Can you print every line of the material, from its very first line down to the line containing "- species-1-habitat: Crescit", with both ends included and nothing changed?

[Records from a data collection]
____________

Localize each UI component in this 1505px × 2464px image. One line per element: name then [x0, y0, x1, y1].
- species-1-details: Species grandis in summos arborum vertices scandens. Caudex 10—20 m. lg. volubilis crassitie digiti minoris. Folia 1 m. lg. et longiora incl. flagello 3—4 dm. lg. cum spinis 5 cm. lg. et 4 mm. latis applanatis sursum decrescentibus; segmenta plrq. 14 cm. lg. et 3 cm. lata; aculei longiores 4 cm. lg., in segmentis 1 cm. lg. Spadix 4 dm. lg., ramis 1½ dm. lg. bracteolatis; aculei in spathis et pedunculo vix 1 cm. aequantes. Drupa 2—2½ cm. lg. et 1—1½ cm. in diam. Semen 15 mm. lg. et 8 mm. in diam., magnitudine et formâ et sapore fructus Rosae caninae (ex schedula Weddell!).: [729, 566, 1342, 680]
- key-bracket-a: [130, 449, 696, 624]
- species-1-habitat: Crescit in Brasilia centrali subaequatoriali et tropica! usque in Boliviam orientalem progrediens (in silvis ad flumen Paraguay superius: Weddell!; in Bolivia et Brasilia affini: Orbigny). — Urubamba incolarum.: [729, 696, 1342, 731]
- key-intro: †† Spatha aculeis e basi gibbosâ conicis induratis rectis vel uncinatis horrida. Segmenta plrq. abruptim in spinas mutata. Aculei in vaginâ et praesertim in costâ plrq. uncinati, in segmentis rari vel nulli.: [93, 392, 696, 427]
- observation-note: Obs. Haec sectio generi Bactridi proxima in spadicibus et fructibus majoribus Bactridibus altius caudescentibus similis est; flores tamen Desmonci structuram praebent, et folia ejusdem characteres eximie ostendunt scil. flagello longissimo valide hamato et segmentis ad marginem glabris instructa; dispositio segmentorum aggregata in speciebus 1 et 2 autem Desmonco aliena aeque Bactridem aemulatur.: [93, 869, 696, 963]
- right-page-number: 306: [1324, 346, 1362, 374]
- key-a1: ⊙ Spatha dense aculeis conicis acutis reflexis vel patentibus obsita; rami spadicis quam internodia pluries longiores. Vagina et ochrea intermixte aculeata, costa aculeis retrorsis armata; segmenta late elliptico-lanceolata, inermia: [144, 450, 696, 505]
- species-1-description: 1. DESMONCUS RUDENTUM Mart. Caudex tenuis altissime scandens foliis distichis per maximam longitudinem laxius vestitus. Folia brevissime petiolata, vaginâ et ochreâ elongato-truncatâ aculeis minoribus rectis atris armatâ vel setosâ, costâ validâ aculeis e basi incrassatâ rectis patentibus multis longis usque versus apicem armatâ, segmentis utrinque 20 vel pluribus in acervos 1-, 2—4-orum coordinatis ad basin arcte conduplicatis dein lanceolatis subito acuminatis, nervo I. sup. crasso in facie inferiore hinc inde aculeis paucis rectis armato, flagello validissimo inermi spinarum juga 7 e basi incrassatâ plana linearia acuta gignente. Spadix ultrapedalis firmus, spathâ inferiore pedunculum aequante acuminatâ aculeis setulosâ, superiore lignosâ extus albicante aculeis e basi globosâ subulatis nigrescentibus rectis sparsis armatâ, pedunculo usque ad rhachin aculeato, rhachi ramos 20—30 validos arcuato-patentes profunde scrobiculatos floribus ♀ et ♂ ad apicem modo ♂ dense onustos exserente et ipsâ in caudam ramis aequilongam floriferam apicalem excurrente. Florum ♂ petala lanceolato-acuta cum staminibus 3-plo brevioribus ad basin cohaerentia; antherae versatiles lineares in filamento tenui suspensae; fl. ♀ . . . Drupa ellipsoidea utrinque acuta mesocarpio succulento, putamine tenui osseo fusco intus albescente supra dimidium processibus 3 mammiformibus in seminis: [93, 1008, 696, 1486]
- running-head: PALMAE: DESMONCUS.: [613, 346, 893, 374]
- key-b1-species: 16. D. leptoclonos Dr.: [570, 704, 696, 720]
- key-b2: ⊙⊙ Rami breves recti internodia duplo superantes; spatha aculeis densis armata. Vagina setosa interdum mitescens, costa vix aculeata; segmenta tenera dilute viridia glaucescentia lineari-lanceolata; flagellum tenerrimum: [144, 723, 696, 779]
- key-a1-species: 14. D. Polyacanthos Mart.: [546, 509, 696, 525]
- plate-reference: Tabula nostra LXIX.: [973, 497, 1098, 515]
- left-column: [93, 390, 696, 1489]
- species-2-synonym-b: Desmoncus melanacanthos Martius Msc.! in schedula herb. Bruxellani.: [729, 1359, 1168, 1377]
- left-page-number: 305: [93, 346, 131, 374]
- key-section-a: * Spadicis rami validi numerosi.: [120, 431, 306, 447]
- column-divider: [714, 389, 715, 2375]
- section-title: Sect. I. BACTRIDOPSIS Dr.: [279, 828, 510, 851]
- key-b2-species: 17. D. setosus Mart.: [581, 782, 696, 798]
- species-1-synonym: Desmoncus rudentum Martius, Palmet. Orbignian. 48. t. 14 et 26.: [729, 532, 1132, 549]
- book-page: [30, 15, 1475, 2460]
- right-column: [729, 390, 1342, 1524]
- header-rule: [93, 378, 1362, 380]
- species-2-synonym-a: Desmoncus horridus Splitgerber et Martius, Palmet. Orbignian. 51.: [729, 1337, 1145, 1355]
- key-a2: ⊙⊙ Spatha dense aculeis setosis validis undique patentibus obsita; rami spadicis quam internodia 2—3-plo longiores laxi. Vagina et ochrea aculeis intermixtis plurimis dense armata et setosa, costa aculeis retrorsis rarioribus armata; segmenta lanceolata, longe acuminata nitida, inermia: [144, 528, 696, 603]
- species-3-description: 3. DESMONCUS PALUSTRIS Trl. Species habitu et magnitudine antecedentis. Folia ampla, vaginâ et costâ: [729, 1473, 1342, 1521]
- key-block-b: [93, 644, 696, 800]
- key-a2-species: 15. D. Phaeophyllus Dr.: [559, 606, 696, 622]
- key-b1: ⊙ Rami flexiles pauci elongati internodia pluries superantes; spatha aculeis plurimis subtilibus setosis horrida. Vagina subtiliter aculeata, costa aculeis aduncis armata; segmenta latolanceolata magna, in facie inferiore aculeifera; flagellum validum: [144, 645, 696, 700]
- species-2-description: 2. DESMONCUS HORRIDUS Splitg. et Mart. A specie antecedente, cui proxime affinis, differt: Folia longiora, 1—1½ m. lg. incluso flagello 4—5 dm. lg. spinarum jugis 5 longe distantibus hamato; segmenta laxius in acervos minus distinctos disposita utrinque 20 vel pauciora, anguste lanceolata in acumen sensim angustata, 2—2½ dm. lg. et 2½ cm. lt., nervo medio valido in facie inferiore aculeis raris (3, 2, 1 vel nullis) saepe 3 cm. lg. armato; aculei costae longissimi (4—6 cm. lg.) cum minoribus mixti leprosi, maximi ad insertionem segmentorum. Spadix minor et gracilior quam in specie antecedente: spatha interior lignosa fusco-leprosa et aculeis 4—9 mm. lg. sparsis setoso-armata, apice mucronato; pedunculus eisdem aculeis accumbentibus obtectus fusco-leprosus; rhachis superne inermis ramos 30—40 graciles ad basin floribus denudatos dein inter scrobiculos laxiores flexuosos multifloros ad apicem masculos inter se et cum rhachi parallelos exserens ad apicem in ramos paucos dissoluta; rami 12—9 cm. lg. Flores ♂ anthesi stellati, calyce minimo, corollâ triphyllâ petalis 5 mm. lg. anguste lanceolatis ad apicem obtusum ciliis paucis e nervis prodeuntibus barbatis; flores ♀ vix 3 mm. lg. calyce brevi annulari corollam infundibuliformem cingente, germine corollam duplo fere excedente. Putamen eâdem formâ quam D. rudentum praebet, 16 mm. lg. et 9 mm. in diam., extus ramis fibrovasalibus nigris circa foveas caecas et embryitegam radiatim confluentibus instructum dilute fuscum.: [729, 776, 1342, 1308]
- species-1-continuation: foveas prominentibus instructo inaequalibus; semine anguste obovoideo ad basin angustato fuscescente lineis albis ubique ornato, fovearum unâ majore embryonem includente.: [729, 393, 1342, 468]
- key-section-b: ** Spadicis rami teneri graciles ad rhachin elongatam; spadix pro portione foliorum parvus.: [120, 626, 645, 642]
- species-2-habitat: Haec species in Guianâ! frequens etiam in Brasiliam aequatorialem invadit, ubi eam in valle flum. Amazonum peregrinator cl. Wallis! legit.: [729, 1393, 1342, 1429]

____________

# [FINISHED ANSWER]
Localize each UI component in this 1505px × 2464px image. One line per element: name then [x0, y0, x1, y1].
- species-1-details: Species grandis in summos arborum vertices scandens. Caudex 10—20 m. lg. volubilis crassitie digiti minoris. Folia 1 m. lg. et longiora incl. flagello 3—4 dm. lg. cum spinis 5 cm. lg. et 4 mm. latis applanatis sursum decrescentibus; segmenta plrq. 14 cm. lg. et 3 cm. lata; aculei longiores 4 cm. lg., in segmentis 1 cm. lg. Spadix 4 dm. lg., ramis 1½ dm. lg. bracteolatis; aculei in spathis et pedunculo vix 1 cm. aequantes. Drupa 2—2½ cm. lg. et 1—1½ cm. in diam. Semen 15 mm. lg. et 8 mm. in diam., magnitudine et formâ et sapore fructus Rosae caninae (ex schedula Weddell!).: [729, 566, 1342, 680]
- key-bracket-a: [130, 449, 696, 624]
- species-1-habitat: Crescit in Brasilia centrali subaequatoriali et tropica! usque in Boliviam orientalem progrediens (in silvis ad flumen Paraguay superius: Weddell!; in Bolivia et Brasilia affini: Orbigny). — Urubamba incolarum.: [729, 696, 1342, 731]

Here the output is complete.